Recorded information
--
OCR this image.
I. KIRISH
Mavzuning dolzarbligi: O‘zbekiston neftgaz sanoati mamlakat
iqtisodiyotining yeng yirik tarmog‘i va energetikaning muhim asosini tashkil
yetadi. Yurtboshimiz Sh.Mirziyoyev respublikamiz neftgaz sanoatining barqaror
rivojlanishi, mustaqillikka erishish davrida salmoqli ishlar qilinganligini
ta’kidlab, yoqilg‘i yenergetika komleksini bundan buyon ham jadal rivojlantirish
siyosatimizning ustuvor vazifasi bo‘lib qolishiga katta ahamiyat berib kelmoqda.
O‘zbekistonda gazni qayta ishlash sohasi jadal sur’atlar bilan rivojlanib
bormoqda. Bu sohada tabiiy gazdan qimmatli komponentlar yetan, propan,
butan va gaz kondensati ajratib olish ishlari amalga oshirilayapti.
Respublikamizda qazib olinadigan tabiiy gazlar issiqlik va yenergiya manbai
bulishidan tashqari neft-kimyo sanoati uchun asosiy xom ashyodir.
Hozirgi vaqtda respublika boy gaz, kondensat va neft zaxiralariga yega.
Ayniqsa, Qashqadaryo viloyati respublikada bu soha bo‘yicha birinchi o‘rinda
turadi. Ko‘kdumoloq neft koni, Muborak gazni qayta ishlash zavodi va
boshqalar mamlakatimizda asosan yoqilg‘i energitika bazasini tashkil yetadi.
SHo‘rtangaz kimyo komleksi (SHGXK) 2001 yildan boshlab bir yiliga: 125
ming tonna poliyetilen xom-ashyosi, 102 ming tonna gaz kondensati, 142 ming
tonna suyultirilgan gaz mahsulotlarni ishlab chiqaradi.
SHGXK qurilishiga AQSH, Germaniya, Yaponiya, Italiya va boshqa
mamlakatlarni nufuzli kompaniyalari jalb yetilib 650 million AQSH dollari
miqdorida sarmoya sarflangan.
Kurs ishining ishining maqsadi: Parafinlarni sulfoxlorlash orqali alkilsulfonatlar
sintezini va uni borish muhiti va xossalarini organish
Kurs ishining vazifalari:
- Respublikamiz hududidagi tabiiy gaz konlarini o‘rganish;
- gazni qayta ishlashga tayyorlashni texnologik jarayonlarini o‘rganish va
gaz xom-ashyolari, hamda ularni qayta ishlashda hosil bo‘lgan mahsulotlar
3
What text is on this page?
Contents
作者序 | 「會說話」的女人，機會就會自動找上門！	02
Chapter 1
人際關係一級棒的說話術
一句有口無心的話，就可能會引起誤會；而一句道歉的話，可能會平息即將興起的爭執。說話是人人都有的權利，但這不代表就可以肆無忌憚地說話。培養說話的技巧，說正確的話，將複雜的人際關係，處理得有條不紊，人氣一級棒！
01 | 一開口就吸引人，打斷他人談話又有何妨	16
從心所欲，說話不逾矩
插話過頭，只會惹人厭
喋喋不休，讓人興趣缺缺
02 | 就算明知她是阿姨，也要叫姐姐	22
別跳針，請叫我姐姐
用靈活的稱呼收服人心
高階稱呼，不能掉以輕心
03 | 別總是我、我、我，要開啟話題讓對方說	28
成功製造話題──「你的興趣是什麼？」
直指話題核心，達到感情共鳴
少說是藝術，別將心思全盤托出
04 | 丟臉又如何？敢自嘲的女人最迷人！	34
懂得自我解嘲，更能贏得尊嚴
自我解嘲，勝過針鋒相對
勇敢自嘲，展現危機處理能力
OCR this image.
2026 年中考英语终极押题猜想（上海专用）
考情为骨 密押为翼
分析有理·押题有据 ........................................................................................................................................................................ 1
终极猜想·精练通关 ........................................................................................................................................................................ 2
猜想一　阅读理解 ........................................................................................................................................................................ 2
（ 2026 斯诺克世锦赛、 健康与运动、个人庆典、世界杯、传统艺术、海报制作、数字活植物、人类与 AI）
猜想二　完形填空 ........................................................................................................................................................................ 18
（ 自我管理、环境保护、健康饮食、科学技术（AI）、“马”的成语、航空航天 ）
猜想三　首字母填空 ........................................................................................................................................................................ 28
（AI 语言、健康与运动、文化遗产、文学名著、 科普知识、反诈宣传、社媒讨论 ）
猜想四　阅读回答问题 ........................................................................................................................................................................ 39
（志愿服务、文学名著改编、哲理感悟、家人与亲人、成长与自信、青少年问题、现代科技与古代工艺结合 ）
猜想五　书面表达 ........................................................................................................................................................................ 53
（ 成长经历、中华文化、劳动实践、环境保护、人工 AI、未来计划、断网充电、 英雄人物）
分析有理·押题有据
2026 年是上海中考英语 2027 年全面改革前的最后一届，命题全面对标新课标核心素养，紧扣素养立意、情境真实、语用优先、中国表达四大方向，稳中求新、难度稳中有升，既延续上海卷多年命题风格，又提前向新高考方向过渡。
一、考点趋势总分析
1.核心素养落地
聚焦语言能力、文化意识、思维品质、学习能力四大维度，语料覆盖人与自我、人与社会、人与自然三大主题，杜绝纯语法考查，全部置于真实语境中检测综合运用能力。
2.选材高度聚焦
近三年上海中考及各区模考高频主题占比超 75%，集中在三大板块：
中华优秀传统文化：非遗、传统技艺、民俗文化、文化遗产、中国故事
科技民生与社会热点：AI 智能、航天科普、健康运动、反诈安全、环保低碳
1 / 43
--
Goal
Read the entries and show each line that mentions "文化遗产".

Solution to this task
（AI 语言、健康与运动、文化遗产、文学名著、 科普知识、反诈宣传、社媒讨论 ）
中华优秀传统文化：非遗、传统技艺、民俗文化、文化遗产、中国故事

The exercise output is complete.